**Requirements:** Images are excluded; otherwise, output every record exactly.

(Collection entries)

══════════

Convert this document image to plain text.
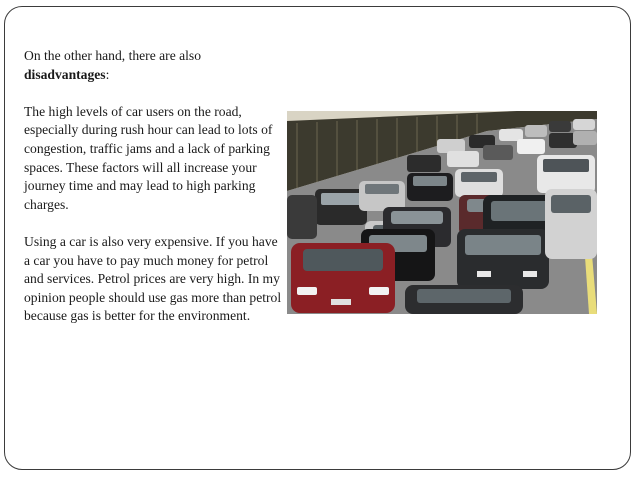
On the other hand, there are also
disadvantages:

The high levels of car users on the road, especially during rush hour can lead to lots of congestion, traffic jams and a lack of parking spaces. These factors will all increase your journey time and may lead to high parking charges.

Using a car is also very expensive. If you have a car you have to pay much money for petrol and services. Petrol prices are very high. In my opinion people should use gas more than petrol because gas is better for the environment.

══════════

**Correct result:**
Convert this document image to plain text.
On the other hand, there are also
disadvantages:

The high levels of car users on the road, especially during rush hour can lead to lots of congestion, traffic jams and a lack of parking spaces. These factors will all increase your journey time and may lead to high parking charges.

Using a car is also very expensive. If you have a car you have to pay much money for petrol and services. Petrol prices are very high. In my opinion people should use gas more than petrol because gas is better for the environment.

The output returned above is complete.